## Task description
Reproduce each line that includes the word "options".
______________________________
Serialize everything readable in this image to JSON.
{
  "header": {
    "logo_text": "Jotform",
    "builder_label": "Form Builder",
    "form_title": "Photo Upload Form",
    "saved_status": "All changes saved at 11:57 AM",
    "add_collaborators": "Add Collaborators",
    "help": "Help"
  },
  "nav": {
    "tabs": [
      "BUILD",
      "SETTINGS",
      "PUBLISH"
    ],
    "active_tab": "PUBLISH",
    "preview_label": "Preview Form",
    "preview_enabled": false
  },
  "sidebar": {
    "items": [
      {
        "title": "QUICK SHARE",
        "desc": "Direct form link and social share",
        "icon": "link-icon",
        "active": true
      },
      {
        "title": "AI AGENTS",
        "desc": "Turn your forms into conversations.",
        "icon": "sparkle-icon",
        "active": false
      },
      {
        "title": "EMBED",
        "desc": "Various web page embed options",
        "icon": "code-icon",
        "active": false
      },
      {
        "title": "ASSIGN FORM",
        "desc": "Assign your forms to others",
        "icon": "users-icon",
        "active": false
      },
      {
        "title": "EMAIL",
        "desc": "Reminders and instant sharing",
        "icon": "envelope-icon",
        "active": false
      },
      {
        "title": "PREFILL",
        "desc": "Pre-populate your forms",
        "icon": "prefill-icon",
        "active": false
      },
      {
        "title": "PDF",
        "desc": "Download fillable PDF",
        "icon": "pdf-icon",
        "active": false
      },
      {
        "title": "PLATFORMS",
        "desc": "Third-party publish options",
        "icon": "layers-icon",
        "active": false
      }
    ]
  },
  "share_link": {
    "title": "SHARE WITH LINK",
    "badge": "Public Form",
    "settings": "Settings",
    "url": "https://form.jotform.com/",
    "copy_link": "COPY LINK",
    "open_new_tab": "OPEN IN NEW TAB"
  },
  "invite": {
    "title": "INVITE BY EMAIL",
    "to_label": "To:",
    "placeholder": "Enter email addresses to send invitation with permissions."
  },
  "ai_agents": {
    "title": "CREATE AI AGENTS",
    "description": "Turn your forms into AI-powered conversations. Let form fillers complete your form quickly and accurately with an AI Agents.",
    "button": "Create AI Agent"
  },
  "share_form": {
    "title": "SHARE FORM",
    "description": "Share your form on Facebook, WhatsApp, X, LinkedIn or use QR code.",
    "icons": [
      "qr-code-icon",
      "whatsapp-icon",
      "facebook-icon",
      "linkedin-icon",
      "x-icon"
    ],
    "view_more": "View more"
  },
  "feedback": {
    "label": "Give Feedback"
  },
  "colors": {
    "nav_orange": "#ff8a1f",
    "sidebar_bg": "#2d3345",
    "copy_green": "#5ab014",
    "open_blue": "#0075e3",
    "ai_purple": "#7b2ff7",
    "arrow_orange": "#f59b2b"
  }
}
______________________________
## Complete answer
        "desc": "Various web page embed options",
        "desc": "Third-party publish options",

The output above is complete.